* Task requirements *
Reproduce the records exactly.

--*--

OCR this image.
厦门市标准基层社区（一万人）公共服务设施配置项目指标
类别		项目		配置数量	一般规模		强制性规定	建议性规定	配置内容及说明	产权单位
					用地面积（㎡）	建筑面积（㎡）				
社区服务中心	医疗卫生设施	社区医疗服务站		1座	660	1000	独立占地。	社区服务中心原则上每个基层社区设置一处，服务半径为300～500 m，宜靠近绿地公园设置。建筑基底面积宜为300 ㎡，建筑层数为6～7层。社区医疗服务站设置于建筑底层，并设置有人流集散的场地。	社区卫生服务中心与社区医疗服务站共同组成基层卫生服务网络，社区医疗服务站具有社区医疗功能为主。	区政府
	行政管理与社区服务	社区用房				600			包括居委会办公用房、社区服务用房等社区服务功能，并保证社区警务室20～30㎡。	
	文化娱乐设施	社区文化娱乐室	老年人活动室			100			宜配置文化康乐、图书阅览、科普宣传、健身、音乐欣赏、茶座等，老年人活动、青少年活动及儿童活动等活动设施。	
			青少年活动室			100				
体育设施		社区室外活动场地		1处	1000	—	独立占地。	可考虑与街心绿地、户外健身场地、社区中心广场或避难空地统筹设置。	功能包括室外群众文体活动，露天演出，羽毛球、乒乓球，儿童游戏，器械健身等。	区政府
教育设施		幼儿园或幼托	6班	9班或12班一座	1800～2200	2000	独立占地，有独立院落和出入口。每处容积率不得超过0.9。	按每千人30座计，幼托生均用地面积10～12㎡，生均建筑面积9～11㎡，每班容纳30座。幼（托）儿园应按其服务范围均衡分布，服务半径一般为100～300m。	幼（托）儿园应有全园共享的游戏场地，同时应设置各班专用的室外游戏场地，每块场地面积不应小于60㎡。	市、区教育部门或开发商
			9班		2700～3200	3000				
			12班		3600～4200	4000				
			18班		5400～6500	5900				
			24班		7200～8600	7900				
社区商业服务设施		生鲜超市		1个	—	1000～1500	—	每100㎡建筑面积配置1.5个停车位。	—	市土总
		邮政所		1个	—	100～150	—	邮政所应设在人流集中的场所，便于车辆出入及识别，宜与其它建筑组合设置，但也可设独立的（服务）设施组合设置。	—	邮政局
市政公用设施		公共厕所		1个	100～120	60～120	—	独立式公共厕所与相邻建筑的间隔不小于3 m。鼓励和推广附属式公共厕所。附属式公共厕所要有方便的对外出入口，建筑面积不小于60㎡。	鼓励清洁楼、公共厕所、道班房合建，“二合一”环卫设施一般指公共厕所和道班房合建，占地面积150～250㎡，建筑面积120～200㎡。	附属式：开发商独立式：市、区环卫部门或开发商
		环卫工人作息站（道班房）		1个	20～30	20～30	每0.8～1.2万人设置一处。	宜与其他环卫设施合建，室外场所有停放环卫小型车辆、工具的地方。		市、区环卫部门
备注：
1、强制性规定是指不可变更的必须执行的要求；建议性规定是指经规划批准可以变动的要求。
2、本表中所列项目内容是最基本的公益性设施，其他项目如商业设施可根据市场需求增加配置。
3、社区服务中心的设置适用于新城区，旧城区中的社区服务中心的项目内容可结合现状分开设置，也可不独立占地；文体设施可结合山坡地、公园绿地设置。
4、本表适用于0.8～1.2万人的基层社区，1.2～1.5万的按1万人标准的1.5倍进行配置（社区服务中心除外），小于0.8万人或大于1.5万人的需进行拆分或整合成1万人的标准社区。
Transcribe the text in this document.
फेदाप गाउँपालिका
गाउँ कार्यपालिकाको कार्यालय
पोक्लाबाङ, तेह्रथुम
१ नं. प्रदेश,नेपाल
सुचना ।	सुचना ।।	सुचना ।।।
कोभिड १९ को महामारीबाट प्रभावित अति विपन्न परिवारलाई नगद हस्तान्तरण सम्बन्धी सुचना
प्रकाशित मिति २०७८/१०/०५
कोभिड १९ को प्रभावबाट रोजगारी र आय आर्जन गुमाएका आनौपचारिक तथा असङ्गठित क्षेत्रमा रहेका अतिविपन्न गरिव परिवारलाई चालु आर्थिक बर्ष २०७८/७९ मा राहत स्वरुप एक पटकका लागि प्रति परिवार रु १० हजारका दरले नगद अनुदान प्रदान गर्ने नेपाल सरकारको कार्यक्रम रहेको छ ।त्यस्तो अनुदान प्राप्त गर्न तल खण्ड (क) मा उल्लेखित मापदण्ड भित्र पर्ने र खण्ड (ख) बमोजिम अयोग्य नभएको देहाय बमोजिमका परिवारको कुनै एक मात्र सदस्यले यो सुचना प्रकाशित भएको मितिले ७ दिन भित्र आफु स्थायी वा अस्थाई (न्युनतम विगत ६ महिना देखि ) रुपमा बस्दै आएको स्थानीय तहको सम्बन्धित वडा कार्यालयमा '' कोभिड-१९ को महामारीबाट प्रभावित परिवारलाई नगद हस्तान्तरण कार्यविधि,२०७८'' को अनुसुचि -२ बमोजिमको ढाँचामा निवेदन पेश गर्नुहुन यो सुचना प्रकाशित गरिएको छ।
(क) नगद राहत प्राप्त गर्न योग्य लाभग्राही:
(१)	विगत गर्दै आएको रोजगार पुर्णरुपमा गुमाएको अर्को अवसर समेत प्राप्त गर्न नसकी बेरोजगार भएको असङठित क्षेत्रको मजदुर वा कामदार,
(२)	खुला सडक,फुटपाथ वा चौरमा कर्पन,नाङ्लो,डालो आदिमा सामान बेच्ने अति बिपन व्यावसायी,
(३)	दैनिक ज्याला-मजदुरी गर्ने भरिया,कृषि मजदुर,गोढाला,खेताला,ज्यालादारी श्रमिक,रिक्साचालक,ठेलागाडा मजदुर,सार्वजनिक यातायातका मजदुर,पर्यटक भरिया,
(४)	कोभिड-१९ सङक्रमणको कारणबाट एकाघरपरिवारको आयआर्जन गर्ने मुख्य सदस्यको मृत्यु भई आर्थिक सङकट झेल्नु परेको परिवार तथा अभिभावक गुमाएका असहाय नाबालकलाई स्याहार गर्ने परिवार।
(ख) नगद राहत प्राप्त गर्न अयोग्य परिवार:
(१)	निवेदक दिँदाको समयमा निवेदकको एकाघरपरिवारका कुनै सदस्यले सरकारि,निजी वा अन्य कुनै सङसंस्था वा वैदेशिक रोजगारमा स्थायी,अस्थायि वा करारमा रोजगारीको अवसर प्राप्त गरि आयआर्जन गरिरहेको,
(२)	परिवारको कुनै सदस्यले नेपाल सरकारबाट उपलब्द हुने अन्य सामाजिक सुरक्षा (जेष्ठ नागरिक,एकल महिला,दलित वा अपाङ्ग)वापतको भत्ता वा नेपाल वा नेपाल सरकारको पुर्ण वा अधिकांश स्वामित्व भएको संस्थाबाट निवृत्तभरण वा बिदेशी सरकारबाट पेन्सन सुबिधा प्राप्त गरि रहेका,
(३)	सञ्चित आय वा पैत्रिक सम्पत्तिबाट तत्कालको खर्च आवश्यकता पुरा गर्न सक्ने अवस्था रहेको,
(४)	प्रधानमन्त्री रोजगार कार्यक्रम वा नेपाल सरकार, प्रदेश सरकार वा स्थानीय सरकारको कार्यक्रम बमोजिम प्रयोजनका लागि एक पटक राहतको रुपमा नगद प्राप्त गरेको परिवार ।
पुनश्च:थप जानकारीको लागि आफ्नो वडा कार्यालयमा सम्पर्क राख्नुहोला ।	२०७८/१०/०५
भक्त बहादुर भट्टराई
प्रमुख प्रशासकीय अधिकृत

--*--

* Answer to this problem *
OCR this image.
厦门市标准基层社区（一万人）公共服务设施配置项目指标
类别		项目		配置数量	一般规模		强制性规定	建议性规定	配置内容及说明	产权单位
					用地面积（㎡）	建筑面积（㎡）				
社区服务中心	医疗卫生设施	社区医疗服务站		1座	660	1000	独立占地。	社区服务中心原则上每个基层社区设置一处，服务半径为300～500 m，宜靠近绿地公园设置。建筑基底面积宜为300 ㎡，建筑层数为6～7层。社区医疗服务站设置于建筑底层，并设置有人流集散的场地。	社区卫生服务中心与社区医疗服务站共同组成基层卫生服务网络，社区医疗服务站具有社区医疗功能为主。	区政府
	行政管理与社区服务	社区用房				600			包括居委会办公用房、社区服务用房等社区服务功能，并保证社区警务室20～30㎡。	
	文化娱乐设施	社区文化娱乐室	老年人活动室			100			宜配置文化康乐、图书阅览、科普宣传、健身、音乐欣赏、茶座等，老年人活动、青少年活动及儿童活动等活动设施。	
			青少年活动室			100				
体育设施		社区室外活动场地		1处	1000	—	独立占地。	可考虑与街心绿地、户外健身场地、社区中心广场或避难空地统筹设置。	功能包括室外群众文体活动，露天演出，羽毛球、乒乓球，儿童游戏，器械健身等。	区政府
教育设施		幼儿园或幼托	6班	9班或12班一座	1800～2200	2000	独立占地，有独立院落和出入口。每处容积率不得超过0.9。	按每千人30座计，幼托生均用地面积10～12㎡，生均建筑面积9～11㎡，每班容纳30座。幼（托）儿园应按其服务范围均衡分布，服务半径一般为100～300m。	幼（托）儿园应有全园共享的游戏场地，同时应设置各班专用的室外游戏场地，每块场地面积不应小于60㎡。	市、区教育部门或开发商
			9班		2700～3200	3000				
			12班		3600～4200	4000				
			18班		5400～6500	5900				
			24班		7200～8600	7900				
社区商业服务设施		生鲜超市		1个	—	1000～1500	—	每100㎡建筑面积配置1.5个停车位。	—	市土总
		邮政所		1个	—	100～150	—	邮政所应设在人流集中的场所，便于车辆出入及识别，宜与其它建筑组合设置，但也可设独立的（服务）设施组合设置。	—	邮政局
市政公用设施		公共厕所		1个	100～120	60～120	—	独立式公共厕所与相邻建筑的间隔不小于3 m。鼓励和推广附属式公共厕所。附属式公共厕所要有方便的对外出入口，建筑面积不小于60㎡。	鼓励清洁楼、公共厕所、道班房合建，“二合一”环卫设施一般指公共厕所和道班房合建，占地面积150～250㎡，建筑面积120～200㎡。	附属式：开发商独立式：市、区环卫部门或开发商
		环卫工人作息站（道班房）		1个	20～30	20～30	每0.8～1.2万人设置一处。	宜与其他环卫设施合建，室外场所有停放环卫小型车辆、工具的地方。		市、区环卫部门
备注：
1、强制性规定是指不可变更的必须执行的要求；建议性规定是指经规划批准可以变动的要求。
2、本表中所列项目内容是最基本的公益性设施，其他项目如商业设施可根据市场需求增加配置。
3、社区服务中心的设置适用于新城区，旧城区中的社区服务中心的项目内容可结合现状分开设置，也可不独立占地；文体设施可结合山坡地、公园绿地设置。
4、本表适用于0.8～1.2万人的基层社区，1.2～1.5万的按1万人标准的1.5倍进行配置（社区服务中心除外），小于0.8万人或大于1.5万人的需进行拆分或整合成1万人的标准社区。
Transcribe the text in this document.
फेदाप गाउँपालिका
गाउँ कार्यपालिकाको कार्यालय
पोक्लाबाङ, तेह्रथुम
१ नं. प्रदेश,नेपाल
सुचना ।	सुचना ।।	सुचना ।।।
कोभिड १९ को महामारीबाट प्रभावित अति विपन्न परिवारलाई नगद हस्तान्तरण सम्बन्धी सुचना
प्रकाशित मिति २०७८/१०/०५
कोभिड १९ को प्रभावबाट रोजगारी र आय आर्जन गुमाएका आनौपचारिक तथा असङ्गठित क्षेत्रमा रहेका अतिविपन्न गरिव परिवारलाई चालु आर्थिक बर्ष २०७८/७९ मा राहत स्वरुप एक पटकका लागि प्रति परिवार रु १० हजारका दरले नगद अनुदान प्रदान गर्ने नेपाल सरकारको कार्यक्रम रहेको छ ।त्यस्तो अनुदान प्राप्त गर्न तल खण्ड (क) मा उल्लेखित मापदण्ड भित्र पर्ने र खण्ड (ख) बमोजिम अयोग्य नभएको देहाय बमोजिमका परिवारको कुनै एक मात्र सदस्यले यो सुचना प्रकाशित भएको मितिले ७ दिन भित्र आफु स्थायी वा अस्थाई (न्युनतम विगत ६ महिना देखि ) रुपमा बस्दै आएको स्थानीय तहको सम्बन्धित वडा कार्यालयमा '' कोभिड-१९ को महामारीबाट प्रभावित परिवारलाई नगद हस्तान्तरण कार्यविधि,२०७८'' को अनुसुचि -२ बमोजिमको ढाँचामा निवेदन पेश गर्नुहुन यो सुचना प्रकाशित गरिएको छ।
(क) नगद राहत प्राप्त गर्न योग्य लाभग्राही:
(१)	विगत गर्दै आएको रोजगार पुर्णरुपमा गुमाएको अर्को अवसर समेत प्राप्त गर्न नसकी बेरोजगार भएको असङठित क्षेत्रको मजदुर वा कामदार,
(२)	खुला सडक,फुटपाथ वा चौरमा कर्पन,नाङ्लो,डालो आदिमा सामान बेच्ने अति बिपन व्यावसायी,
(३)	दैनिक ज्याला-मजदुरी गर्ने भरिया,कृषि मजदुर,गोढाला,खेताला,ज्यालादारी श्रमिक,रिक्साचालक,ठेलागाडा मजदुर,सार्वजनिक यातायातका मजदुर,पर्यटक भरिया,
(४)	कोभिड-१९ सङक्रमणको कारणबाट एकाघरपरिवारको आयआर्जन गर्ने मुख्य सदस्यको मृत्यु भई आर्थिक सङकट झेल्नु परेको परिवार तथा अभिभावक गुमाएका असहाय नाबालकलाई स्याहार गर्ने परिवार।
(ख) नगद राहत प्राप्त गर्न अयोग्य परिवार:
(१)	निवेदक दिँदाको समयमा निवेदकको एकाघरपरिवारका कुनै सदस्यले सरकारि,निजी वा अन्य कुनै सङसंस्था वा वैदेशिक रोजगारमा स्थायी,अस्थायि वा करारमा रोजगारीको अवसर प्राप्त गरि आयआर्जन गरिरहेको,
(२)	परिवारको कुनै सदस्यले नेपाल सरकारबाट उपलब्द हुने अन्य सामाजिक सुरक्षा (जेष्ठ नागरिक,एकल महिला,दलित वा अपाङ्ग)वापतको भत्ता वा नेपाल वा नेपाल सरकारको पुर्ण वा अधिकांश स्वामित्व भएको संस्थाबाट निवृत्तभरण वा बिदेशी सरकारबाट पेन्सन सुबिधा प्राप्त गरि रहेका,
(३)	सञ्चित आय वा पैत्रिक सम्पत्तिबाट तत्कालको खर्च आवश्यकता पुरा गर्न सक्ने अवस्था रहेको,
(४)	प्रधानमन्त्री रोजगार कार्यक्रम वा नेपाल सरकार, प्रदेश सरकार वा स्थानीय सरकारको कार्यक्रम बमोजिम प्रयोजनका लागि एक पटक राहतको रुपमा नगद प्राप्त गरेको परिवार ।
पुनश्च:थप जानकारीको लागि आफ्नो वडा कार्यालयमा सम्पर्क राख्नुहोला ।	२०७८/१०/०५
भक्त बहादुर भट्टराई
प्रमुख प्रशासकीय अधिकृत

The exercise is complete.